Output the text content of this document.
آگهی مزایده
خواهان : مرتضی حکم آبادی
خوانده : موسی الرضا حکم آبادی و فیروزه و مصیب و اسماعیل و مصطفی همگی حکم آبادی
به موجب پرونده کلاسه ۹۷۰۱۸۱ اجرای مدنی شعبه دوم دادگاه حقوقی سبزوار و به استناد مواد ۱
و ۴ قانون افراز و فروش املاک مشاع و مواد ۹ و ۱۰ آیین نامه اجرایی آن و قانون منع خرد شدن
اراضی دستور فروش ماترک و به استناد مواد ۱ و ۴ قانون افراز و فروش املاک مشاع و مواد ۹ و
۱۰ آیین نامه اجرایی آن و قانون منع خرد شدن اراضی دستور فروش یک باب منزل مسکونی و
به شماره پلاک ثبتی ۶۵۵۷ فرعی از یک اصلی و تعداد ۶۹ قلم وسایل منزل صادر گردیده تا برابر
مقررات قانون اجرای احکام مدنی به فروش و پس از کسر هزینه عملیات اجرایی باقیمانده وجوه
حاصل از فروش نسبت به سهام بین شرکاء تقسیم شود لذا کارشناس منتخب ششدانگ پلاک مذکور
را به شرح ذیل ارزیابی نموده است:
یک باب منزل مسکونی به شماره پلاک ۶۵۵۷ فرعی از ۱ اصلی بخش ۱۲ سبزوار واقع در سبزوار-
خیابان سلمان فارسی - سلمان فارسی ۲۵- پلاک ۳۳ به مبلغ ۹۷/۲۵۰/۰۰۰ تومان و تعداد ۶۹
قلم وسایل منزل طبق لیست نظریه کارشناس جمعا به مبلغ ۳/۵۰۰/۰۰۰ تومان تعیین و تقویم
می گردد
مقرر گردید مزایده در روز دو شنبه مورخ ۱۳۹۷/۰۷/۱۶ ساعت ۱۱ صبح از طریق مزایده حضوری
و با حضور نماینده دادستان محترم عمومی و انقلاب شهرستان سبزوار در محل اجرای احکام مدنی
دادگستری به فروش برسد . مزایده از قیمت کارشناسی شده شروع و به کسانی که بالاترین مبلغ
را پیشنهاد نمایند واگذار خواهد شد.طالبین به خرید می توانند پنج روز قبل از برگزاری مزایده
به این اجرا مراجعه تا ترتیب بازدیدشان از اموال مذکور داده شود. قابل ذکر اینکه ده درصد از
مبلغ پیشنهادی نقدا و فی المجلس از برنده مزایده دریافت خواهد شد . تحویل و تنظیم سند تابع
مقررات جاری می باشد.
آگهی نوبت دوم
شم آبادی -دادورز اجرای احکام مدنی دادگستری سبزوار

Exercise requirements — Copy all lines in the listing above where the string "فروش" appears.

Output —
و ۴ قانون افراز و فروش املاک مشاع و مواد ۹ و ۱۰ آیین نامه اجرایی آن و قانون منع خرد شدن
اراضی دستور فروش ماترک و به استناد مواد ۱ و ۴ قانون افراز و فروش املاک مشاع و مواد ۹ و
۱۰ آیین نامه اجرایی آن و قانون منع خرد شدن اراضی دستور فروش یک باب منزل مسکونی و
مقررات قانون اجرای احکام مدنی به فروش و پس از کسر هزینه عملیات اجرایی باقیمانده وجوه
حاصل از فروش نسبت به سهام بین شرکاء تقسیم شود لذا کارشناس منتخب ششدانگ پلاک مذکور
دادگستری به فروش برسد . مزایده از قیمت کارشناسی شده شروع و به کسانی که بالاترین مبلغ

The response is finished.